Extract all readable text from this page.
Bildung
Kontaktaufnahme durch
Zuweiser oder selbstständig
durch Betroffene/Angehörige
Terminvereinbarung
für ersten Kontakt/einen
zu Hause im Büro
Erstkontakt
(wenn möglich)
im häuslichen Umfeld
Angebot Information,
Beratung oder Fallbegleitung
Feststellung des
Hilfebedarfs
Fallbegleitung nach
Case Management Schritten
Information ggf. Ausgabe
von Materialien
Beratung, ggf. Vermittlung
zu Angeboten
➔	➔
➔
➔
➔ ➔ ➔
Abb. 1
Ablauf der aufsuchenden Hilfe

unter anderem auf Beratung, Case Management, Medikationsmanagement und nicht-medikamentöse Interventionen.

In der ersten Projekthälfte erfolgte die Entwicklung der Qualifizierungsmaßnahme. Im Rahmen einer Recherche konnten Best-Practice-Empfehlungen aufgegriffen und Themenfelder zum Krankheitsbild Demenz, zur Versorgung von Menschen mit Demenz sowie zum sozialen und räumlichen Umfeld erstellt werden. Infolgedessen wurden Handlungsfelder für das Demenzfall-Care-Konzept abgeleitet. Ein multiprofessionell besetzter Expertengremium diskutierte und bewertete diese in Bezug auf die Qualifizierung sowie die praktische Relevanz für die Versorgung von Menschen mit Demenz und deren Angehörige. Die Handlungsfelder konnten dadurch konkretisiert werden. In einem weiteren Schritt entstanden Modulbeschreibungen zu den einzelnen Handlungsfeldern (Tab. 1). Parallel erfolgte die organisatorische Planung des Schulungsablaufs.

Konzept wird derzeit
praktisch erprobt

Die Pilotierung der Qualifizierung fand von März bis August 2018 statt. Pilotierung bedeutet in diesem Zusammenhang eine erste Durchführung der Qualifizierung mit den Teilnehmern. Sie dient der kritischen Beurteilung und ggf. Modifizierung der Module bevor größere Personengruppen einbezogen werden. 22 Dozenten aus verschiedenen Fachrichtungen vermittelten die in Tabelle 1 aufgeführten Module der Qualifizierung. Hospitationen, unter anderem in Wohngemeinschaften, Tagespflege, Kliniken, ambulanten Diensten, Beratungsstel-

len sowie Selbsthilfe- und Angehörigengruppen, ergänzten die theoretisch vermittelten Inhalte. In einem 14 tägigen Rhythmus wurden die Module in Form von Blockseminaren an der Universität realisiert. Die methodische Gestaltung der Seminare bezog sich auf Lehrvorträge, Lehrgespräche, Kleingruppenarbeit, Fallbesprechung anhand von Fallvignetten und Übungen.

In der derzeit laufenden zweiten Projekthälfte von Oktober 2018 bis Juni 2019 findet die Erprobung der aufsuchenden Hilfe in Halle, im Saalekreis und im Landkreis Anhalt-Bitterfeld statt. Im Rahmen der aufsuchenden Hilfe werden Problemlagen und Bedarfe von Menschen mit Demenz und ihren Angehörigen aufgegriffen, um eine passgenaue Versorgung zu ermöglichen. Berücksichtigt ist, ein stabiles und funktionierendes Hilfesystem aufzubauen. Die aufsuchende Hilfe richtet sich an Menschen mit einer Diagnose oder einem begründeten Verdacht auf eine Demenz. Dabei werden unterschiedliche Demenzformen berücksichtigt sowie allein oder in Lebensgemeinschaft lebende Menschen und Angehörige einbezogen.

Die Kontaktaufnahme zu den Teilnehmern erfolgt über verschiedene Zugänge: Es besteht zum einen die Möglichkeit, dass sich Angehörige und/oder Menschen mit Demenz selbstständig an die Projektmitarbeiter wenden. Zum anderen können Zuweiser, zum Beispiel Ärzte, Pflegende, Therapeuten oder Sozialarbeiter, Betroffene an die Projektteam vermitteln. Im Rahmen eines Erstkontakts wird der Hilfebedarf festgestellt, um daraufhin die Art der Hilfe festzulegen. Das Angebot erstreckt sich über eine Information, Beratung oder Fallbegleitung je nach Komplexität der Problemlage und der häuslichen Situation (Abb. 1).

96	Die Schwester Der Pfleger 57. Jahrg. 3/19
--------
Repeat each entry word for word.

• Solution below:
Extract all readable text from this page.
Bildung
Kontaktaufnahme durch
Zuweiser oder selbstständig
durch Betroffene/Angehörige
Terminvereinbarung
für ersten Kontakt/einen
zu Hause im Büro
Erstkontakt
(wenn möglich)
im häuslichen Umfeld
Angebot Information,
Beratung oder Fallbegleitung
Feststellung des
Hilfebedarfs
Fallbegleitung nach
Case Management Schritten
Information ggf. Ausgabe
von Materialien
Beratung, ggf. Vermittlung
zu Angeboten
➔	➔
➔
➔
➔ ➔ ➔
Abb. 1
Ablauf der aufsuchenden Hilfe

unter anderem auf Beratung, Case Management, Medikationsmanagement und nicht-medikamentöse Interventionen.

In der ersten Projekthälfte erfolgte die Entwicklung der Qualifizierungsmaßnahme. Im Rahmen einer Recherche konnten Best-Practice-Empfehlungen aufgegriffen und Themenfelder zum Krankheitsbild Demenz, zur Versorgung von Menschen mit Demenz sowie zum sozialen und räumlichen Umfeld erstellt werden. Infolgedessen wurden Handlungsfelder für das Demenzfall-Care-Konzept abgeleitet. Ein multiprofessionell besetzter Expertengremium diskutierte und bewertete diese in Bezug auf die Qualifizierung sowie die praktische Relevanz für die Versorgung von Menschen mit Demenz und deren Angehörige. Die Handlungsfelder konnten dadurch konkretisiert werden. In einem weiteren Schritt entstanden Modulbeschreibungen zu den einzelnen Handlungsfeldern (Tab. 1). Parallel erfolgte die organisatorische Planung des Schulungsablaufs.

Konzept wird derzeit
praktisch erprobt

Die Pilotierung der Qualifizierung fand von März bis August 2018 statt. Pilotierung bedeutet in diesem Zusammenhang eine erste Durchführung der Qualifizierung mit den Teilnehmern. Sie dient der kritischen Beurteilung und ggf. Modifizierung der Module bevor größere Personengruppen einbezogen werden. 22 Dozenten aus verschiedenen Fachrichtungen vermittelten die in Tabelle 1 aufgeführten Module der Qualifizierung. Hospitationen, unter anderem in Wohngemeinschaften, Tagespflege, Kliniken, ambulanten Diensten, Beratungsstel-

len sowie Selbsthilfe- und Angehörigengruppen, ergänzten die theoretisch vermittelten Inhalte. In einem 14 tägigen Rhythmus wurden die Module in Form von Blockseminaren an der Universität realisiert. Die methodische Gestaltung der Seminare bezog sich auf Lehrvorträge, Lehrgespräche, Kleingruppenarbeit, Fallbesprechung anhand von Fallvignetten und Übungen.

In der derzeit laufenden zweiten Projekthälfte von Oktober 2018 bis Juni 2019 findet die Erprobung der aufsuchenden Hilfe in Halle, im Saalekreis und im Landkreis Anhalt-Bitterfeld statt. Im Rahmen der aufsuchenden Hilfe werden Problemlagen und Bedarfe von Menschen mit Demenz und ihren Angehörigen aufgegriffen, um eine passgenaue Versorgung zu ermöglichen. Berücksichtigt ist, ein stabiles und funktionierendes Hilfesystem aufzubauen. Die aufsuchende Hilfe richtet sich an Menschen mit einer Diagnose oder einem begründeten Verdacht auf eine Demenz. Dabei werden unterschiedliche Demenzformen berücksichtigt sowie allein oder in Lebensgemeinschaft lebende Menschen und Angehörige einbezogen.

Die Kontaktaufnahme zu den Teilnehmern erfolgt über verschiedene Zugänge: Es besteht zum einen die Möglichkeit, dass sich Angehörige und/oder Menschen mit Demenz selbstständig an die Projektmitarbeiter wenden. Zum anderen können Zuweiser, zum Beispiel Ärzte, Pflegende, Therapeuten oder Sozialarbeiter, Betroffene an die Projektteam vermitteln. Im Rahmen eines Erstkontakts wird der Hilfebedarf festgestellt, um daraufhin die Art der Hilfe festzulegen. Das Angebot erstreckt sich über eine Information, Beratung oder Fallbegleitung je nach Komplexität der Problemlage und der häuslichen Situation (Abb. 1).

96	Die Schwester Der Pfleger 57. Jahrg. 3/19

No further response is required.